> _What you are asked to do_
Copy the entries below word for word, from the first line up to and including the line containing "q25-line-2: 为 4r，大正方形的边长为".

(Lines of data)
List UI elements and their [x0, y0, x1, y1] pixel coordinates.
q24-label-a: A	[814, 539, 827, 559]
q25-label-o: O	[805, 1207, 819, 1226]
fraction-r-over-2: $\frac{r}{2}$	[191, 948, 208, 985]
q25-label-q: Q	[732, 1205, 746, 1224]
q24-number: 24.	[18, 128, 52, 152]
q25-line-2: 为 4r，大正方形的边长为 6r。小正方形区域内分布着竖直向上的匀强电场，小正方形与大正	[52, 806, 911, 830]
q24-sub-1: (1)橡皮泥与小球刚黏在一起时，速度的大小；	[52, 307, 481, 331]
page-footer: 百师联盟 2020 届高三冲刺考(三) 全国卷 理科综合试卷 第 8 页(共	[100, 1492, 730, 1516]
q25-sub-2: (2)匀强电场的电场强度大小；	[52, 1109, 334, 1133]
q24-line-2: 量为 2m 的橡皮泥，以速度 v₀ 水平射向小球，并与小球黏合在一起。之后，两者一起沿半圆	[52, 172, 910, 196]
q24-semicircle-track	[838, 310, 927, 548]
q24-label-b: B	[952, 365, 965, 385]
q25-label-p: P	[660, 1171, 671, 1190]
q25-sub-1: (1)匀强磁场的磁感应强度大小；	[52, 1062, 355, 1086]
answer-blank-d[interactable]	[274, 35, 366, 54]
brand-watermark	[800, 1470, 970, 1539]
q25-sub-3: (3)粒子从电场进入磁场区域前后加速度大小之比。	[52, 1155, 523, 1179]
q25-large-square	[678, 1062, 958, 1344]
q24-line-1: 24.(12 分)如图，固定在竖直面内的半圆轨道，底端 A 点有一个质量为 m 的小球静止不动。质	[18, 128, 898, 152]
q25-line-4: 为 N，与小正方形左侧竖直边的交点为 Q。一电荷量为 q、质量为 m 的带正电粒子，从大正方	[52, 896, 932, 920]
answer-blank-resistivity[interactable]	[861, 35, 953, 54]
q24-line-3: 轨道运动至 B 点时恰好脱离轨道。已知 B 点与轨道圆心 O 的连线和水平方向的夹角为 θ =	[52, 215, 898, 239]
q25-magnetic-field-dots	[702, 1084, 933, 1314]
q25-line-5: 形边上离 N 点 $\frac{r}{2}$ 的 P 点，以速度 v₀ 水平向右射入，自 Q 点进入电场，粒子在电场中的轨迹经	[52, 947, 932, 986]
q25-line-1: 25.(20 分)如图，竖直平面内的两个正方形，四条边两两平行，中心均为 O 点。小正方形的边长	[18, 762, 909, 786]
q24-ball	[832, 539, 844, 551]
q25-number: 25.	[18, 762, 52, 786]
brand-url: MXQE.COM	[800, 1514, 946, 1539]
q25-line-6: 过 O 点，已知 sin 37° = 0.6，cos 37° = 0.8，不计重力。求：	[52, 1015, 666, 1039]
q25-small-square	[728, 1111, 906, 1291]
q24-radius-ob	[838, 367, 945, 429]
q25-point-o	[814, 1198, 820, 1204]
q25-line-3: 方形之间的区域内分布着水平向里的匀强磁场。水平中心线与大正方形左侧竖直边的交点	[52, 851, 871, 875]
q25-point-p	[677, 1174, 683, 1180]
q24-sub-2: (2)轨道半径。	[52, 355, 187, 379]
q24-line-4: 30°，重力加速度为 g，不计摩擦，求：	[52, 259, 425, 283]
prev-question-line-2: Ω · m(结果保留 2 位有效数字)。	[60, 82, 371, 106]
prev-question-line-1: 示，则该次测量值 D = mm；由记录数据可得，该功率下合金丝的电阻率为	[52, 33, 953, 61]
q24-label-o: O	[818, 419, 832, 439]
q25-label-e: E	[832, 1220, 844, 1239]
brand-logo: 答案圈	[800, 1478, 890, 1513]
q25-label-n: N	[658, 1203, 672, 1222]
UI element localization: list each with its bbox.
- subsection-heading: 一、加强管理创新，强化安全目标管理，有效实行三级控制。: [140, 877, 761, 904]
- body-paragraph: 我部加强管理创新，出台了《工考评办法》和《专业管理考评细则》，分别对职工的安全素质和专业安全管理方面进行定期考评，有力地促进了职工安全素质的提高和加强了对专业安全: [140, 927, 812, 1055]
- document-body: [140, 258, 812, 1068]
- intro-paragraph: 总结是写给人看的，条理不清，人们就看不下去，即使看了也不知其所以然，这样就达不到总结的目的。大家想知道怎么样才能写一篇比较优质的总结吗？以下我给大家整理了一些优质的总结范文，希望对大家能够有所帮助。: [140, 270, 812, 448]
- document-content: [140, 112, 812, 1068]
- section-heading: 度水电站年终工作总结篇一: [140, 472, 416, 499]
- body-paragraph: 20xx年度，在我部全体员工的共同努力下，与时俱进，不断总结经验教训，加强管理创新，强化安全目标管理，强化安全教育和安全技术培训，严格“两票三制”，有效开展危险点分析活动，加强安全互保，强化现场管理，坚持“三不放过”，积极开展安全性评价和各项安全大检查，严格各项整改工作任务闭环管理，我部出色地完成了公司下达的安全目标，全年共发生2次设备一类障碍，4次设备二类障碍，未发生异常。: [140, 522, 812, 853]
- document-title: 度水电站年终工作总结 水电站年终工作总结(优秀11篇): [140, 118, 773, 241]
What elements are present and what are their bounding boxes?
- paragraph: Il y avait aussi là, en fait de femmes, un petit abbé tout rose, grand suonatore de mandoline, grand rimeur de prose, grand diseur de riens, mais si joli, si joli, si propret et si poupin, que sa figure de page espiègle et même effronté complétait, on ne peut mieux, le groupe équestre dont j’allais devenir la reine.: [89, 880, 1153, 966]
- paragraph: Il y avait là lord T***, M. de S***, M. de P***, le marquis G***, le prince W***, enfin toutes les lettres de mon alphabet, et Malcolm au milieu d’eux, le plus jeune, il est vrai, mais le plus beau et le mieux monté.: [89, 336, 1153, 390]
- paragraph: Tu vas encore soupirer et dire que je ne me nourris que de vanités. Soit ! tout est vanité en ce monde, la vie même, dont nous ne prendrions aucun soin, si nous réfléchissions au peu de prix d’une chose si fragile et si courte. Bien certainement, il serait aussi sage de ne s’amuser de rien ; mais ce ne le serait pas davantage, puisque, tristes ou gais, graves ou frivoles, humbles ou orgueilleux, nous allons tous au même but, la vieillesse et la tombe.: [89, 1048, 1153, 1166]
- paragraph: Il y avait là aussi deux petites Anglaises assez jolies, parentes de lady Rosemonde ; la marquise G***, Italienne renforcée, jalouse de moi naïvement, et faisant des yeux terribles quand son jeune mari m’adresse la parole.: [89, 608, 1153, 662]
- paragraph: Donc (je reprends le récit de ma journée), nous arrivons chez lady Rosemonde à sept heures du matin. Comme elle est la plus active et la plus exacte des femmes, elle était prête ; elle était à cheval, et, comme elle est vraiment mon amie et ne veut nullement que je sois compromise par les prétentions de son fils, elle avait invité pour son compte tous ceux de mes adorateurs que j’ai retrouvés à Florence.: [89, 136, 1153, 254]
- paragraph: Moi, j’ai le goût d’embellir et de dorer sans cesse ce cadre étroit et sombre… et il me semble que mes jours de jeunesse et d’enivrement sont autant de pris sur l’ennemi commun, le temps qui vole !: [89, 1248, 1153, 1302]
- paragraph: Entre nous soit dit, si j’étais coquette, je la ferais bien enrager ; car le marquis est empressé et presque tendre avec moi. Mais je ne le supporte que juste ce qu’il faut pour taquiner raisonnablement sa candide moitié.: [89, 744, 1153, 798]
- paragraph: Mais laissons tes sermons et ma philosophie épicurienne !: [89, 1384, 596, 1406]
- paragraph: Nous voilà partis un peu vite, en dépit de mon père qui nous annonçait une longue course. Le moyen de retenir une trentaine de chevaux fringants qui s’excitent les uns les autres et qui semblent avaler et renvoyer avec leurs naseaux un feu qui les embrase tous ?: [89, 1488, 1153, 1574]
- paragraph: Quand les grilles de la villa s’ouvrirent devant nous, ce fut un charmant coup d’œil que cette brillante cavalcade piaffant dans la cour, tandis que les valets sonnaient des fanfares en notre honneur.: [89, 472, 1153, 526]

> _Final result_
List UI elements and their [x0, y0, x1, y1] pixel coordinates.
q24-label-a: A	[814, 539, 827, 559]
q25-label-o: O	[805, 1207, 819, 1226]
fraction-r-over-2: $\frac{r}{2}$	[191, 948, 208, 985]
q25-label-q: Q	[732, 1205, 746, 1224]
q24-number: 24.	[18, 128, 52, 152]
q25-line-2: 为 4r，大正方形的边长为 6r。小正方形区域内分布着竖直向上的匀强电场，小正方形与大正	[52, 806, 911, 830]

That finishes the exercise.